* **Aim**
Write out the material again word for word, dropping any images it holds.

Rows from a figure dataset
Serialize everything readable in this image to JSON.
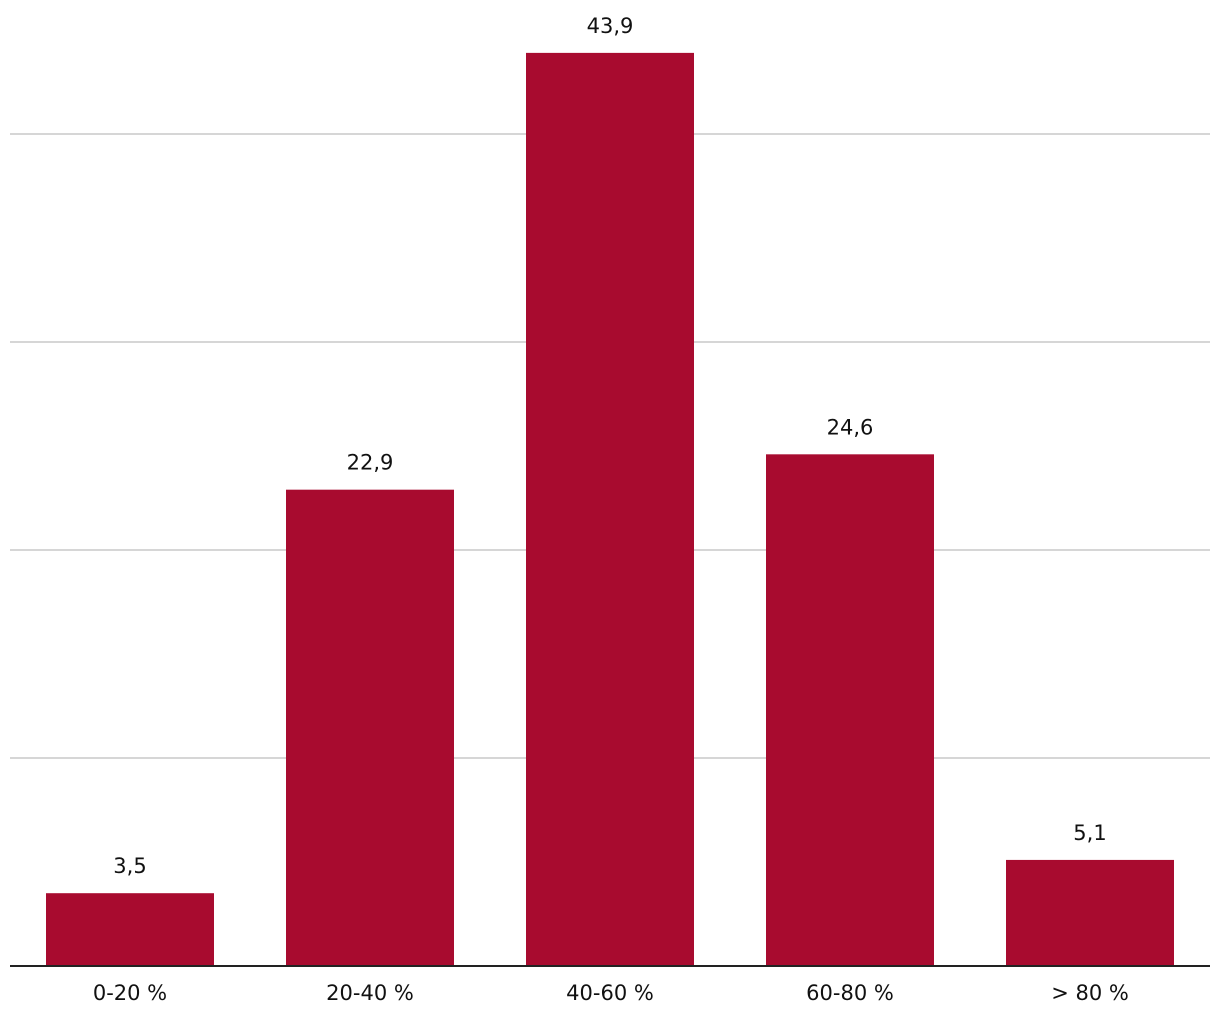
{
  "chart_data": {
    "type": "bar",
    "categories": [
      "0-20 %",
      "20-40 %",
      "40-60 %",
      "60-80 %",
      "> 80 %"
    ],
    "values": [
      3.5,
      22.9,
      43.9,
      24.6,
      5.1
    ],
    "value_labels": [
      "3,5",
      "22,9",
      "43,9",
      "24,6",
      "5,1"
    ],
    "color": "#a80b2f",
    "ylim": [
      0,
      45
    ],
    "yticks": [
      0,
      10,
      20,
      30,
      40
    ],
    "grid": true
  }
}
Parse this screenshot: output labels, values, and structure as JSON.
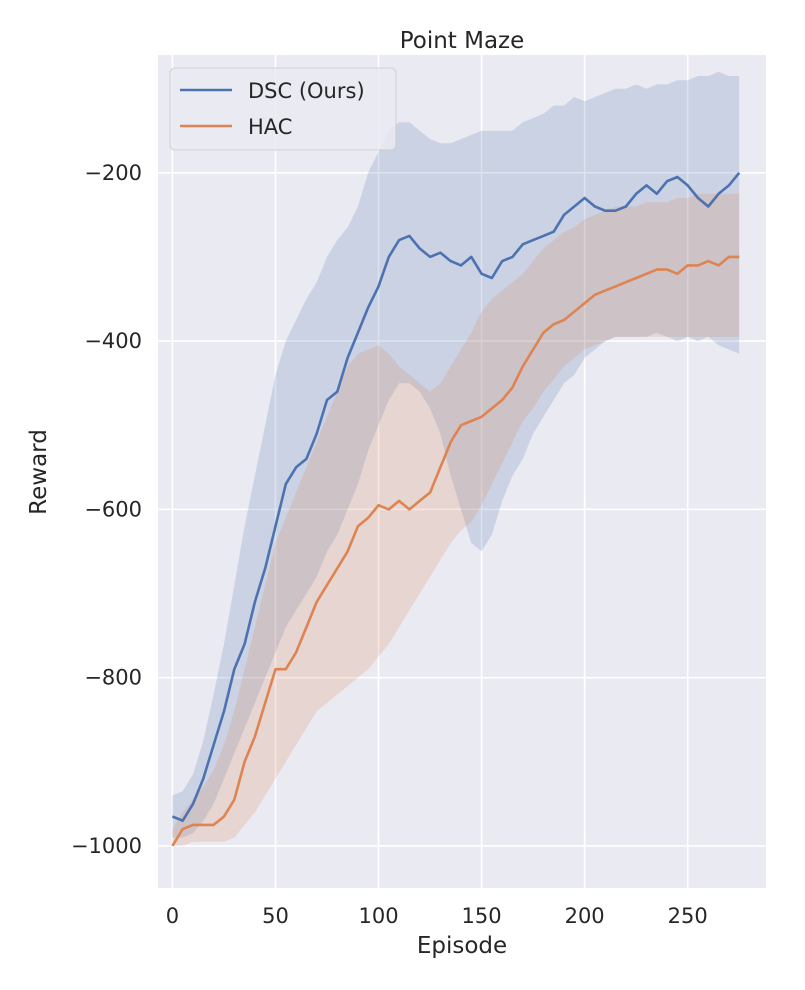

* **Exercise result**
Serialize everything readable in this image to JSON.
{
  "chart_data": {
    "type": "bar",
    "categories": [
      "0-20 %",
      "20-40 %",
      "40-60 %",
      "60-80 %",
      "> 80 %"
    ],
    "values": [
      3.5,
      22.9,
      43.9,
      24.6,
      5.1
    ],
    "value_labels": [
      "3,5",
      "22,9",
      "43,9",
      "24,6",
      "5,1"
    ],
    "color": "#a80b2f",
    "ylim": [
      0,
      45
    ],
    "yticks": [
      0,
      10,
      20,
      30,
      40
    ],
    "grid": true
  }
}
Parse this screenshot: output labels, values, and structure as JSON.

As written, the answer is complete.